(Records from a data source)
+++++

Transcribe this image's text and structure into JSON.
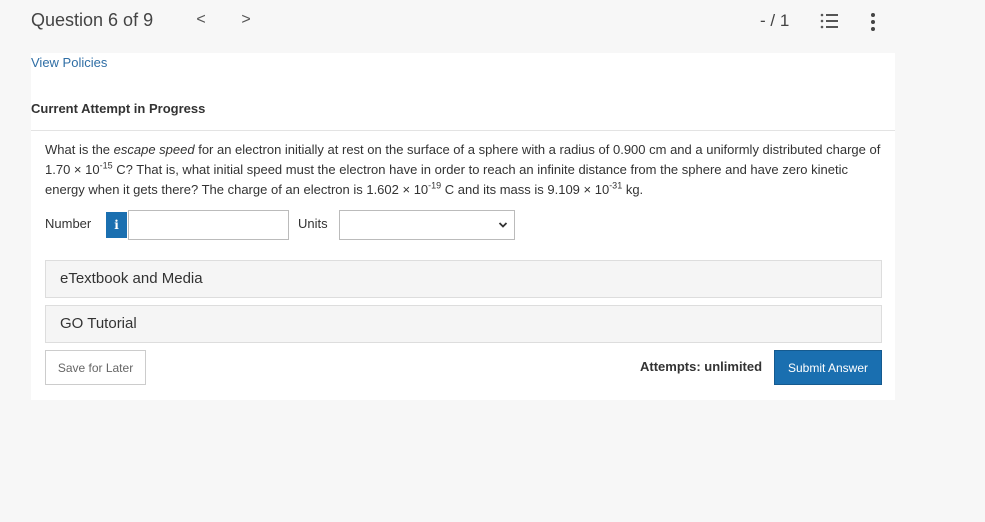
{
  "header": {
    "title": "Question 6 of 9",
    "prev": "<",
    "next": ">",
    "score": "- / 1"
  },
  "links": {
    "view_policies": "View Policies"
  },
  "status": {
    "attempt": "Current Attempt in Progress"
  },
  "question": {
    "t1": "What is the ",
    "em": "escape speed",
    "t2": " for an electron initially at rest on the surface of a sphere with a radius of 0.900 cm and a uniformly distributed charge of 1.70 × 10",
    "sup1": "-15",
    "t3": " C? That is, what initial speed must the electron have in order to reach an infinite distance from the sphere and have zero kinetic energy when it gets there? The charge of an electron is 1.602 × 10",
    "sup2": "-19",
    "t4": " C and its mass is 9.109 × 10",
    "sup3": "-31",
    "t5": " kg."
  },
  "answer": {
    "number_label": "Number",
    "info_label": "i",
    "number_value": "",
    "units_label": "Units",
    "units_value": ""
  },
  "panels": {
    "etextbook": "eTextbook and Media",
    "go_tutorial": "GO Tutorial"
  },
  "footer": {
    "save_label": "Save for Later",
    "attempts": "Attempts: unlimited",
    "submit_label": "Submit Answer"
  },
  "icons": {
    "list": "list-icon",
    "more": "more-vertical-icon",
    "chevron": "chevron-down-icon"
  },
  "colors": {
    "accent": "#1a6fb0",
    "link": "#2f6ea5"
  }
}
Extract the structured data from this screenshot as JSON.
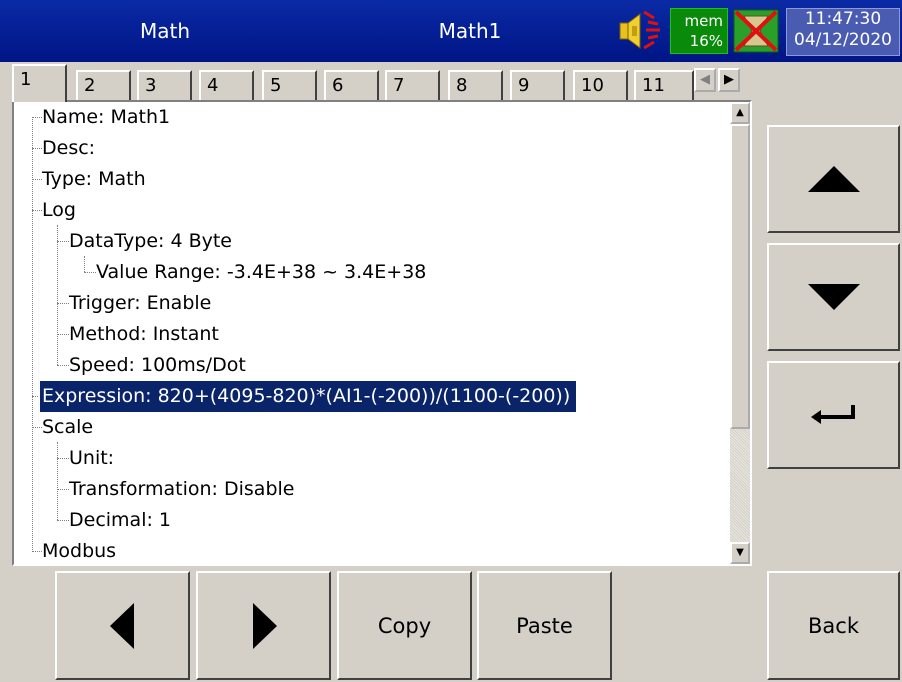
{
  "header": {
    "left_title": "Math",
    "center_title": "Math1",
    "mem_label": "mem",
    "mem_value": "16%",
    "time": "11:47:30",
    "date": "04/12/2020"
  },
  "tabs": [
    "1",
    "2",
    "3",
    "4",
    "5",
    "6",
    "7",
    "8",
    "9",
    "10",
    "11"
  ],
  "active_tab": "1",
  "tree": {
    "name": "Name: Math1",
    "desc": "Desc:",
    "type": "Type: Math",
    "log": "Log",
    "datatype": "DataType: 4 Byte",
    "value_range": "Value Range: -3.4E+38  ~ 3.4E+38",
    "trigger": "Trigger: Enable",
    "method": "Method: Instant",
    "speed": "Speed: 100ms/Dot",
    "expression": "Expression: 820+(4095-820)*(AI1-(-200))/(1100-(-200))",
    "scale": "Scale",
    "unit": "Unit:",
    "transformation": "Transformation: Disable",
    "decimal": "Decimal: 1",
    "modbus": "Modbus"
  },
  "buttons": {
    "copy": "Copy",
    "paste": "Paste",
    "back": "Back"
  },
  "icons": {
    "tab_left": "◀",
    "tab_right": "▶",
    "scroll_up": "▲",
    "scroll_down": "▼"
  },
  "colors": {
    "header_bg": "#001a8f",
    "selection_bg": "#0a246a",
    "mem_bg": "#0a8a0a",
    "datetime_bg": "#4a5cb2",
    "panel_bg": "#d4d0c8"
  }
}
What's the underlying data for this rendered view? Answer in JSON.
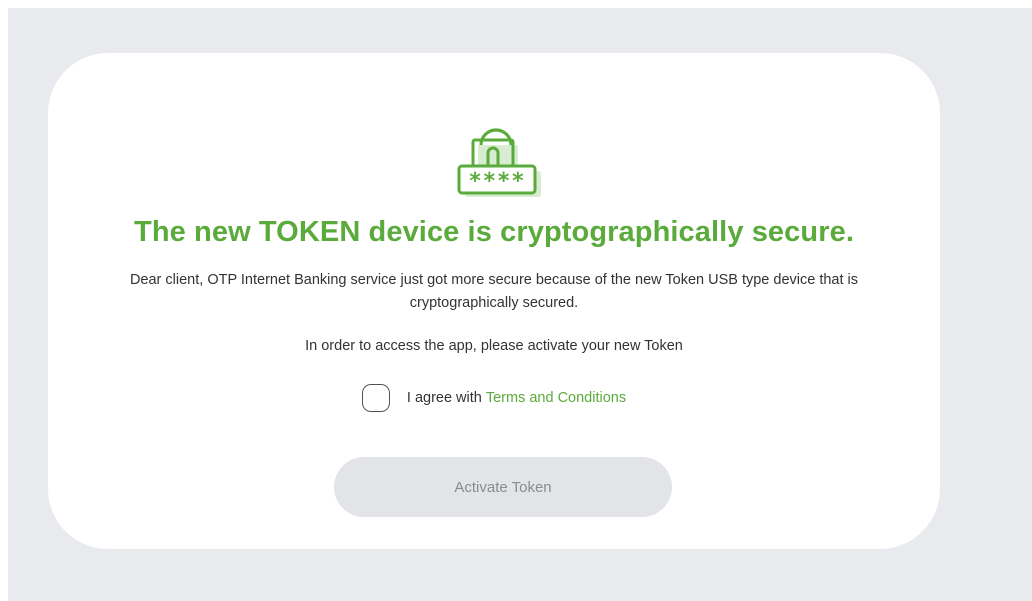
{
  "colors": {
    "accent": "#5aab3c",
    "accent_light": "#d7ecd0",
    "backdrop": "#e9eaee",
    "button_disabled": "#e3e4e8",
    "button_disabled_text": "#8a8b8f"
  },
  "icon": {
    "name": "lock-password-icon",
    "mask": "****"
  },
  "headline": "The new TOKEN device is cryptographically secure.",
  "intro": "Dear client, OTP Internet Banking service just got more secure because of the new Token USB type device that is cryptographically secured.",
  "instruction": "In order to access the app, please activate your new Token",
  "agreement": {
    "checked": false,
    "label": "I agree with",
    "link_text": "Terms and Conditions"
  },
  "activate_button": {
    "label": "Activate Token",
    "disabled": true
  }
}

+++++

- _Work to do_
Reproduce each line of the records exactly, and omit every picture.

- _Worked answer_
Transcribe this image's text and structure into JSON.
{
  "header": {
    "title": "Question 6 of 9",
    "prev": "<",
    "next": ">",
    "score": "- / 1"
  },
  "links": {
    "view_policies": "View Policies"
  },
  "status": {
    "attempt": "Current Attempt in Progress"
  },
  "question": {
    "t1": "What is the ",
    "em": "escape speed",
    "t2": " for an electron initially at rest on the surface of a sphere with a radius of 0.900 cm and a uniformly distributed charge of 1.70 × 10",
    "sup1": "-15",
    "t3": " C? That is, what initial speed must the electron have in order to reach an infinite distance from the sphere and have zero kinetic energy when it gets there? The charge of an electron is 1.602 × 10",
    "sup2": "-19",
    "t4": " C and its mass is 9.109 × 10",
    "sup3": "-31",
    "t5": " kg."
  },
  "answer": {
    "number_label": "Number",
    "info_label": "i",
    "number_value": "",
    "units_label": "Units",
    "units_value": ""
  },
  "panels": {
    "etextbook": "eTextbook and Media",
    "go_tutorial": "GO Tutorial"
  },
  "footer": {
    "save_label": "Save for Later",
    "attempts": "Attempts: unlimited",
    "submit_label": "Submit Answer"
  },
  "icons": {
    "list": "list-icon",
    "more": "more-vertical-icon",
    "chevron": "chevron-down-icon"
  },
  "colors": {
    "accent": "#1a6fb0",
    "link": "#2f6ea5"
  }
}
Extract the structured data from this screenshot as JSON.
{
  "header": {
    "left_title": "Math",
    "center_title": "Math1",
    "mem_label": "mem",
    "mem_value": "16%",
    "time": "11:47:30",
    "date": "04/12/2020"
  },
  "tabs": [
    "1",
    "2",
    "3",
    "4",
    "5",
    "6",
    "7",
    "8",
    "9",
    "10",
    "11"
  ],
  "active_tab": "1",
  "tree": {
    "name": "Name: Math1",
    "desc": "Desc:",
    "type": "Type: Math",
    "log": "Log",
    "datatype": "DataType: 4 Byte",
    "value_range": "Value Range: -3.4E+38  ~ 3.4E+38",
    "trigger": "Trigger: Enable",
    "method": "Method: Instant",
    "speed": "Speed: 100ms/Dot",
    "expression": "Expression: 820+(4095-820)*(AI1-(-200))/(1100-(-200))",
    "scale": "Scale",
    "unit": "Unit:",
    "transformation": "Transformation: Disable",
    "decimal": "Decimal: 1",
    "modbus": "Modbus"
  },
  "buttons": {
    "copy": "Copy",
    "paste": "Paste",
    "back": "Back"
  },
  "icons": {
    "tab_left": "◀",
    "tab_right": "▶",
    "scroll_up": "▲",
    "scroll_down": "▼"
  },
  "colors": {
    "header_bg": "#001a8f",
    "selection_bg": "#0a246a",
    "mem_bg": "#0a8a0a",
    "datetime_bg": "#4a5cb2",
    "panel_bg": "#d4d0c8"
  }
}
What's the underlying data for this rendered view? Answer in JSON.
{
  "colors": {
    "accent": "#5aab3c",
    "accent_light": "#d7ecd0",
    "backdrop": "#e9eaee",
    "button_disabled": "#e3e4e8",
    "button_disabled_text": "#8a8b8f"
  },
  "icon": {
    "name": "lock-password-icon",
    "mask": "****"
  },
  "headline": "The new TOKEN device is cryptographically secure.",
  "intro": "Dear client, OTP Internet Banking service just got more secure because of the new Token USB type device that is cryptographically secured.",
  "instruction": "In order to access the app, please activate your new Token",
  "agreement": {
    "checked": false,
    "label": "I agree with",
    "link_text": "Terms and Conditions"
  },
  "activate_button": {
    "label": "Activate Token",
    "disabled": true
  }
}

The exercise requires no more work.